_Your goal_
Repeat each entry exactly. Drop every image.

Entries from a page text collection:
◆ ◆ ◆
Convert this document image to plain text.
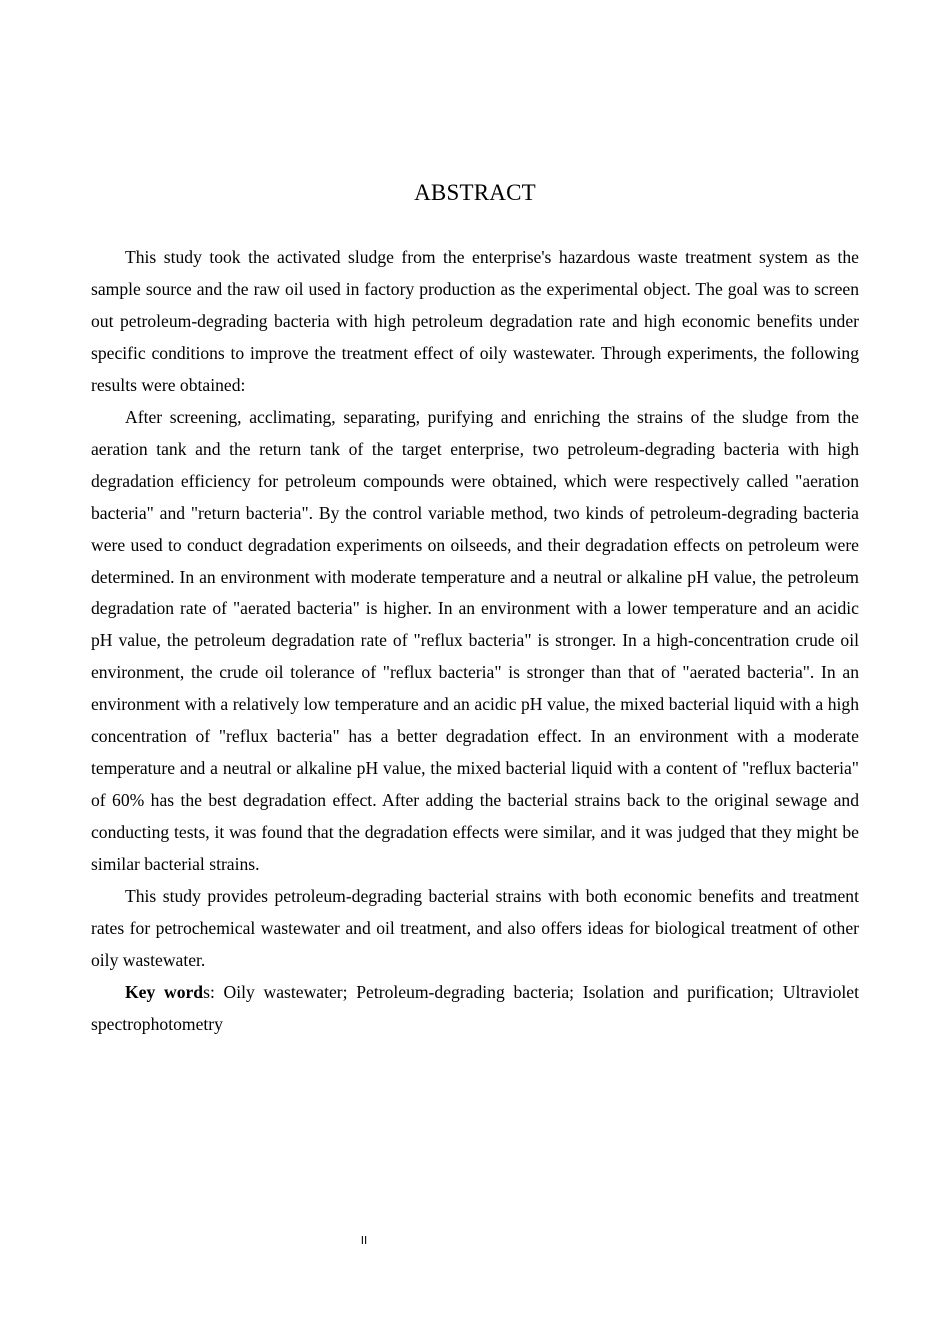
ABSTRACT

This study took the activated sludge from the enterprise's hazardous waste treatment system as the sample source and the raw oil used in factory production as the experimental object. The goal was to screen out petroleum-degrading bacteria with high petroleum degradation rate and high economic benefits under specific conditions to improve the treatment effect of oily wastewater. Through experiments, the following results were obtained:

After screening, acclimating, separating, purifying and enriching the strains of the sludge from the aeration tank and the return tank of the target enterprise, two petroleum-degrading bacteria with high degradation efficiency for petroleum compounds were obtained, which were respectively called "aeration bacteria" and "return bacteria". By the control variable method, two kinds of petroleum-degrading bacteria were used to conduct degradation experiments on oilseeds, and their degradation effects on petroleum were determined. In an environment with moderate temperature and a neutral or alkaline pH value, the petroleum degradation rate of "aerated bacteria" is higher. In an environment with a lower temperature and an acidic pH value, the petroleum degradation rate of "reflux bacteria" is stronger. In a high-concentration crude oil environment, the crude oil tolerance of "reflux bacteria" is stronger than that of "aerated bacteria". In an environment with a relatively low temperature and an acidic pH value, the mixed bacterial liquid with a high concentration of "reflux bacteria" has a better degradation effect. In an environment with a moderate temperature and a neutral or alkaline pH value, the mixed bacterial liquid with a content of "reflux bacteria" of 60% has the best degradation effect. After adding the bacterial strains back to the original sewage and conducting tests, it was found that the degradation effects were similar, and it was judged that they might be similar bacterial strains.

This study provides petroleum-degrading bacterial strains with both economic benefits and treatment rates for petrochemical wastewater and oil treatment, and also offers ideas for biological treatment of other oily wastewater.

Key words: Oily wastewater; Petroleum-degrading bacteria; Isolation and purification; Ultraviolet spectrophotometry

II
◆ ◆ ◆
_Response for this exercise_
Convert this document image to plain text.
ABSTRACT

This study took the activated sludge from the enterprise's hazardous waste treatment system as the sample source and the raw oil used in factory production as the experimental object. The goal was to screen out petroleum-degrading bacteria with high petroleum degradation rate and high economic benefits under specific conditions to improve the treatment effect of oily wastewater. Through experiments, the following results were obtained:

After screening, acclimating, separating, purifying and enriching the strains of the sludge from the aeration tank and the return tank of the target enterprise, two petroleum-degrading bacteria with high degradation efficiency for petroleum compounds were obtained, which were respectively called "aeration bacteria" and "return bacteria". By the control variable method, two kinds of petroleum-degrading bacteria were used to conduct degradation experiments on oilseeds, and their degradation effects on petroleum were determined. In an environment with moderate temperature and a neutral or alkaline pH value, the petroleum degradation rate of "aerated bacteria" is higher. In an environment with a lower temperature and an acidic pH value, the petroleum degradation rate of "reflux bacteria" is stronger. In a high-concentration crude oil environment, the crude oil tolerance of "reflux bacteria" is stronger than that of "aerated bacteria". In an environment with a relatively low temperature and an acidic pH value, the mixed bacterial liquid with a high concentration of "reflux bacteria" has a better degradation effect. In an environment with a moderate temperature and a neutral or alkaline pH value, the mixed bacterial liquid with a content of "reflux bacteria" of 60% has the best degradation effect. After adding the bacterial strains back to the original sewage and conducting tests, it was found that the degradation effects were similar, and it was judged that they might be similar bacterial strains.

This study provides petroleum-degrading bacterial strains with both economic benefits and treatment rates for petrochemical wastewater and oil treatment, and also offers ideas for biological treatment of other oily wastewater.

Key words: Oily wastewater; Petroleum-degrading bacteria; Isolation and purification; Ultraviolet spectrophotometry

II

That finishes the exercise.